=== Record extracts ===
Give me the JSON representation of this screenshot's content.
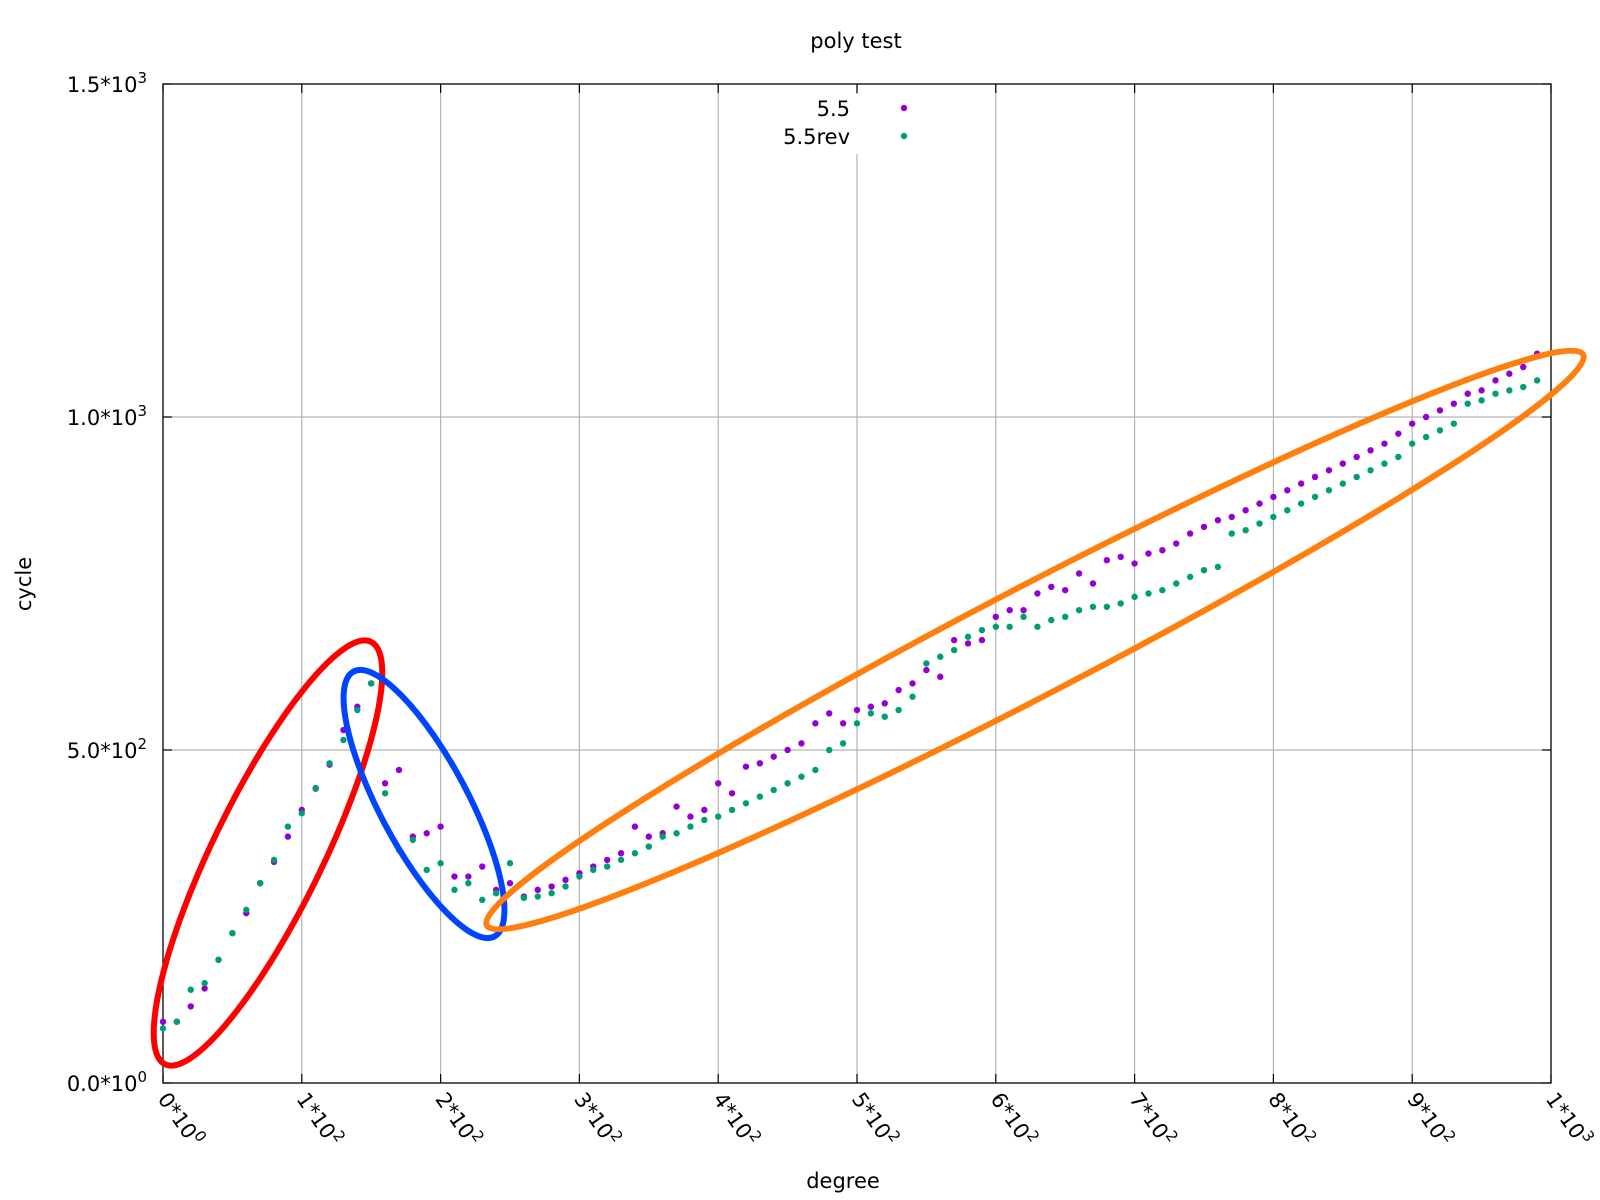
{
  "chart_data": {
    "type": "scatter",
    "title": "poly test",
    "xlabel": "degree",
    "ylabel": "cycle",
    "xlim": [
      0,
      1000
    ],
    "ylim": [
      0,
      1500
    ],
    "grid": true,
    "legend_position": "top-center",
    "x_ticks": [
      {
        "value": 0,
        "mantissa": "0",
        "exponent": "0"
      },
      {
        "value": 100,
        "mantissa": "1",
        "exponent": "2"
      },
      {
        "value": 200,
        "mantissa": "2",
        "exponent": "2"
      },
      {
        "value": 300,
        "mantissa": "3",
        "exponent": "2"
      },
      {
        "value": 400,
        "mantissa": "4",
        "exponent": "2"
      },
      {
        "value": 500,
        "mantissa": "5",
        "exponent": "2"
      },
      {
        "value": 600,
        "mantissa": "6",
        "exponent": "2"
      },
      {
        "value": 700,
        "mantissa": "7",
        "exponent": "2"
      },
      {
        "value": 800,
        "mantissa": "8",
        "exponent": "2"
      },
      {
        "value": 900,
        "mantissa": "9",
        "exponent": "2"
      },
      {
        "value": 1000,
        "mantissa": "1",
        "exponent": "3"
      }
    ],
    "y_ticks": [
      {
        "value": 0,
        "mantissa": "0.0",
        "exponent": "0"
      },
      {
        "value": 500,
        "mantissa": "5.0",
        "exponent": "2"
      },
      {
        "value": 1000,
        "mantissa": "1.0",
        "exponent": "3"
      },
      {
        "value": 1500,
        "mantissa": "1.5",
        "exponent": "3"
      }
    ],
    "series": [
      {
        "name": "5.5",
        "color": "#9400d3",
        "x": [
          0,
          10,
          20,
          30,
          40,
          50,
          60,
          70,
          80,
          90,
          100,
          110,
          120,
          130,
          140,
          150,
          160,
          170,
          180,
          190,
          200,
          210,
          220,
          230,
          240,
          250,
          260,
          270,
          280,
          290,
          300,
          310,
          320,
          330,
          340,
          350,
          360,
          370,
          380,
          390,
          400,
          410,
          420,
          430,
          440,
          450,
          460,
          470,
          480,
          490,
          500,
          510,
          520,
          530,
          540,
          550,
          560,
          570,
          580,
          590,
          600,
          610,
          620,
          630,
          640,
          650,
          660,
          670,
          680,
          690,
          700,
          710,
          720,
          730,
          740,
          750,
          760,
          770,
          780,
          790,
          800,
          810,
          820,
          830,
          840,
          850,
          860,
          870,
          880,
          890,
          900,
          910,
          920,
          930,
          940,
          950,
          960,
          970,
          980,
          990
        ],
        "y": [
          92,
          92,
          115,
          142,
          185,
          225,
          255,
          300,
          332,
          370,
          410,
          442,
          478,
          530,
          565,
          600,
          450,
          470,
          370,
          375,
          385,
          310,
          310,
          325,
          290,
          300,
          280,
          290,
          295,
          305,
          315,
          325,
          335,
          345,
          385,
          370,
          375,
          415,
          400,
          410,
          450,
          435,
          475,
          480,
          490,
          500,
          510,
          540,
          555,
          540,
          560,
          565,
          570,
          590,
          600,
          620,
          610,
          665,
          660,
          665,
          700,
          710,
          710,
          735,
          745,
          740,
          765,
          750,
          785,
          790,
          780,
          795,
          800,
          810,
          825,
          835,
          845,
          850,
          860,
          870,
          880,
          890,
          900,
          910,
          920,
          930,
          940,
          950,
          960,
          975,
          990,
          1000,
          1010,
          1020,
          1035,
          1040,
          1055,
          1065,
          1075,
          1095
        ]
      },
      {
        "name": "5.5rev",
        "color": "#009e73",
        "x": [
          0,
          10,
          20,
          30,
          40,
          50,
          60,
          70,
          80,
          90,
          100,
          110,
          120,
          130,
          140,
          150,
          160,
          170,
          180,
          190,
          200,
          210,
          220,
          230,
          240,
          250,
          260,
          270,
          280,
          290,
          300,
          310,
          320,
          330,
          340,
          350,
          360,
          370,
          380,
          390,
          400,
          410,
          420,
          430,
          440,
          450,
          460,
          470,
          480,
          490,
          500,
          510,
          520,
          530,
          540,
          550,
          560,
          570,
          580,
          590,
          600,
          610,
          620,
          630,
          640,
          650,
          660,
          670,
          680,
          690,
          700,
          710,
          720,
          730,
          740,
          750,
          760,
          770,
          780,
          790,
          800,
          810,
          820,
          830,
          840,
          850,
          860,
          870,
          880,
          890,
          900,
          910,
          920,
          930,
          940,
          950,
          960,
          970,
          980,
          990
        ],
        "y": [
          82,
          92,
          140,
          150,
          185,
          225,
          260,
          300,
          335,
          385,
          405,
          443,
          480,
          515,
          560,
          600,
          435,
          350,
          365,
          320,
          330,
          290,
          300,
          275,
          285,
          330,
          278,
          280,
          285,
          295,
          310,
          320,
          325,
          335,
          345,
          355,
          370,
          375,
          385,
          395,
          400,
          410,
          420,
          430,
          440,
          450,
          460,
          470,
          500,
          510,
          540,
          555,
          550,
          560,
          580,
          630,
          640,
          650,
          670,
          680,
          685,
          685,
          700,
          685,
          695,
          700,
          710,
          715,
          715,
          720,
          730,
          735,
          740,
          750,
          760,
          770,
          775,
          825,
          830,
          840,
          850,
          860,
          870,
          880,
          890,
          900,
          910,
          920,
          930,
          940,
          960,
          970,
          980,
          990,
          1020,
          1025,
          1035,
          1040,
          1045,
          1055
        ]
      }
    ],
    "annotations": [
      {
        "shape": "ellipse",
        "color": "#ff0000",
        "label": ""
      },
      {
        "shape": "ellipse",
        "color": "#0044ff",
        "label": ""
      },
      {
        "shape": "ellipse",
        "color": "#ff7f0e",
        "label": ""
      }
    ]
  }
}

=== Task objective ===
Provide the number of lines containing the string "color", with no other output.

=== Exercise answer ===
5